Using the order excerpt below, answer each question briefly.
(a) Where, according to Counsel for opposite parties no.1 and 2, was the Buyer's Agreement signed?
(b) On what date was the case of Mr.Om Parkash Dua and ors. Vs. Unitech Limited and another decided?
(c) Which section of the Act allows a consumer complaint to be filed before the State Consumer Disputes Redressal Commission where a part of the cause of action arose?

* SOURCE PASSAGE
○ ○ ○ ○ ○

The parties led evidence in support of their cases and also raised arguments in terms of pleadings noted in earlier part of this order, which were heard, in detail.
Before going into merits of the case, we would like to decide preliminary objection taken by opposite parties no.1 and 2, qua lack of territorial jurisdiction of this Commission to entertain and decide this complaint. It is contended by Counsel for opposite parties no.1 and 2 that Buyer’s Agreement was signed at New Delhi; demands in respect of making payment towards price of the unit, were also raised by Gurgaon office of the opposite parties, no cause of action has accrued to the complainants within the territory of this Commission, as such, it is not open to this Commission, to adjudicate the claim raised by the complainants.
We are not going to agree with the contention raised. Such an issue was raised earlier also by the opposite parties no.1 and 2, in large number of cases filed against them, before this Commission and in case of Mr.Om Parkash Dua and ors. Vs. Unitech Limited and another, consumer complaint bearing no.205 of 2016, decided on 22.08.2016, the said issue was decided as under:-
“Contention of Counsel for opposite party no.1 that this Commission has got no territorial Jurisdiction, to entertain and decide the complaint deserves to be rejected. According to Section 17 of the Act, a consumer complaint could be filed by the complainants, before the State Consumer Disputes Redressal Commission, within the territorial Jurisdiction whereof, a part of cause of action arose to the complainants. It is apparent on record that the Marketing Office of opposite party no.1 is situated at SCO No.189-90-91, Sector 17-C, Chandigarh. In the Buyer’s Agreement dated 28.10.2009, description of opposite party no.1 is given as under:-
“UNITECH LIMITED, a Public Limited Company duly incorporated under the Companies Act 1956, having its Marketing Office at SCO 189-90-91, Sector 17-C, Chandigarh and its Registered Office at 6, Community Centre, Saket, New Delhi 110017 (hereinafter referred to as Unitech/Confirming Party) which expression shall, unless it be repugnant to the context or meaning thereof, be deemed to include its executors, administrators, successors and assigns) acting through its authorized signatory”

○ ○ ○ ○ ○

* PROVIDED INFORMATION
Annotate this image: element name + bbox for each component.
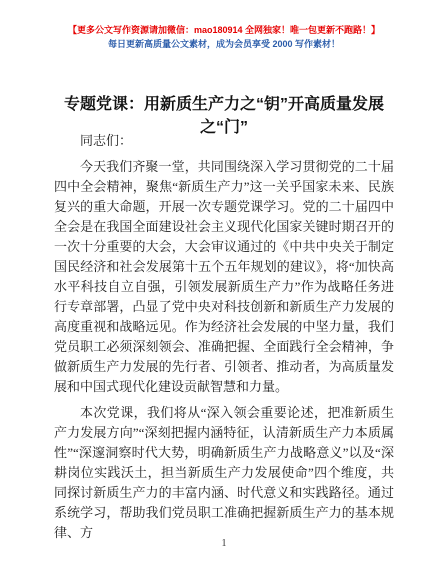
paragraph-outline: 本次党课，我们将从“深入领会重要论述，把准新质生产力发展方向”“深刻把握内涵特征… xyxy=(54,403,394,543)
promo-header: 【更多公文写作资源请加微信：mao180914 全网独家！唯一包更新不跑路！】 … xyxy=(0,24,448,50)
document-page: 【更多公文写作资源请加微信：mao180914 全网独家！唯一包更新不跑路！】 … xyxy=(0,0,448,580)
document-body: 同志们： 今天我们齐聚一堂，共同围绕深入学习贯彻党的二十届四中全会精神，聚焦“新… xyxy=(54,131,394,549)
page-number: 1 xyxy=(0,538,448,549)
promo-line-1: 【更多公文写作资源请加微信：mao180914 全网独家！唯一包更新不跑路！】 xyxy=(0,24,448,36)
promo-line-2: 每日更新高质量公文素材，成为会员享受 2000 写作素材！ xyxy=(0,38,448,50)
paragraph-intro: 今天我们齐聚一堂，共同围绕深入学习贯彻党的二十届四中全会精神，聚焦“新质生产力”… xyxy=(54,157,394,397)
paragraph-salutation: 同志们： xyxy=(54,131,394,151)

○ ○ ○ ○ ○

* FULL ANSWER
(a) New Delhi
(b) 22.08.2016
(c) Section 17